*Dataset records:*

## begin

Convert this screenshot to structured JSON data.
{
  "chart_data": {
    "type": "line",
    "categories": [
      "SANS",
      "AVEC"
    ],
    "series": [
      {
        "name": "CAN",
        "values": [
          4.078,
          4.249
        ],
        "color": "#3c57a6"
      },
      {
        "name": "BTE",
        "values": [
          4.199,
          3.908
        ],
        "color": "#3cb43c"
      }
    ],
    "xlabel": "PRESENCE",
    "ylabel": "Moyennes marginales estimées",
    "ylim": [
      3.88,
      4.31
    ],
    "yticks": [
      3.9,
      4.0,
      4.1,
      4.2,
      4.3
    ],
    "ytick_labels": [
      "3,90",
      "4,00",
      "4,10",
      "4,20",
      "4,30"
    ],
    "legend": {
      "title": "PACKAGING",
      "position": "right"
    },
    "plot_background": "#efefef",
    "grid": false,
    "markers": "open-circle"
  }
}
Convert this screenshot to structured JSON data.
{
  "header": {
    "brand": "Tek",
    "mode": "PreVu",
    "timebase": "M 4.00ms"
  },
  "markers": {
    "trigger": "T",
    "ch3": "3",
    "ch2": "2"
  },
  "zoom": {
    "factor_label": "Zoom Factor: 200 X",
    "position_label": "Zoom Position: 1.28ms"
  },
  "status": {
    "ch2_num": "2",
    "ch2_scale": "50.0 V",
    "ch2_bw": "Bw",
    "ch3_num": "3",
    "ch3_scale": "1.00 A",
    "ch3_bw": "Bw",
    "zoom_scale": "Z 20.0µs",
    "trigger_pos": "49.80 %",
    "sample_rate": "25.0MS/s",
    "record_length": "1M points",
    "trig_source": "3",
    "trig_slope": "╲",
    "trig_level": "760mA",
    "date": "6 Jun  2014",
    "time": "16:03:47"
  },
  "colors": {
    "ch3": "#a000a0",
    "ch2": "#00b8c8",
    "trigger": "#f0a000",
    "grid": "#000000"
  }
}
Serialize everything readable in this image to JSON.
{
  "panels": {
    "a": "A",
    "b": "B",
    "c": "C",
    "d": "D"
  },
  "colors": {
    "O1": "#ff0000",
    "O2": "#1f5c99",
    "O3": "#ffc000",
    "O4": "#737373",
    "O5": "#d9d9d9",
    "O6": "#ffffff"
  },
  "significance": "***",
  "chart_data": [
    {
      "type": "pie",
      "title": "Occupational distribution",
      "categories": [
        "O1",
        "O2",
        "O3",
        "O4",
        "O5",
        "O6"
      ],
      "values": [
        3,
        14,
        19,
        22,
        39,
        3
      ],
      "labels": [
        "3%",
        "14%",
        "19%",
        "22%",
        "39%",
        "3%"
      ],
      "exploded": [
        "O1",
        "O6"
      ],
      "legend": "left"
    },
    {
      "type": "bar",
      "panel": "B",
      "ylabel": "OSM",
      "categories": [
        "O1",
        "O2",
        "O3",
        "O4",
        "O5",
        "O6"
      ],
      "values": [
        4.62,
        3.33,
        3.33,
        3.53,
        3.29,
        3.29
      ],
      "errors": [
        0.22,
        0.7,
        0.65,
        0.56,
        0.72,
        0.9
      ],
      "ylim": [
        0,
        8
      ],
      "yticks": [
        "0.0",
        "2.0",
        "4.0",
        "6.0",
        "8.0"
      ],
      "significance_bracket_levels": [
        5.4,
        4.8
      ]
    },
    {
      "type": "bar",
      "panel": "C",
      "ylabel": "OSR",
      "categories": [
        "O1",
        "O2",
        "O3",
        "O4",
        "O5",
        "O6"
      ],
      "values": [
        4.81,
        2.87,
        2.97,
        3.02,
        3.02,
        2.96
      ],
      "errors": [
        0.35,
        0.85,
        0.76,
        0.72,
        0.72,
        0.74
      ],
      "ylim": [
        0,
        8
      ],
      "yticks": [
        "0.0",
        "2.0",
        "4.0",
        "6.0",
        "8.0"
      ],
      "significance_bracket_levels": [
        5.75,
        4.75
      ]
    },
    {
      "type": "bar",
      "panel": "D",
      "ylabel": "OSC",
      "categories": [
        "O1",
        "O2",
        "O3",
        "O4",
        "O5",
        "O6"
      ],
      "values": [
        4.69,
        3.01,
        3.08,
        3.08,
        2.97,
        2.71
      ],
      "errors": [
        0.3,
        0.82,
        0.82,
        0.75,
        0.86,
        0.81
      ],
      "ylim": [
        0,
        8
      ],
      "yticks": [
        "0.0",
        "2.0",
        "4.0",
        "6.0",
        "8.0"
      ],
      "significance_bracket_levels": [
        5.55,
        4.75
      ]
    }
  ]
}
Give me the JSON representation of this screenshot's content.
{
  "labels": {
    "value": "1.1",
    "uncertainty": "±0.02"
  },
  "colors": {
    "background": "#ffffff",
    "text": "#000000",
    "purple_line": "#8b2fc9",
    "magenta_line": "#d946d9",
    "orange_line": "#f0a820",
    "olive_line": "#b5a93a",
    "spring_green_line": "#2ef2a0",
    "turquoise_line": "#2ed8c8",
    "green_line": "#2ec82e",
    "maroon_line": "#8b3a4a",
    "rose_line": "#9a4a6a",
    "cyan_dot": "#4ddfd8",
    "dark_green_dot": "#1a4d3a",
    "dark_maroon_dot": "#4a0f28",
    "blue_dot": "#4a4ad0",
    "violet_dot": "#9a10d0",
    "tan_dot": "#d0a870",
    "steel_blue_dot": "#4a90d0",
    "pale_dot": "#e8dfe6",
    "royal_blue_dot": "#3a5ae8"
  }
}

## end

*Directive:* Report each line in the data that holds the word "this".

*The result:*
Convert this screenshot to structured JSON data.
Convert this screenshot to structured JSON data.
Serialize everything readable in this image to JSON.
Give me the JSON representation of this screenshot's content.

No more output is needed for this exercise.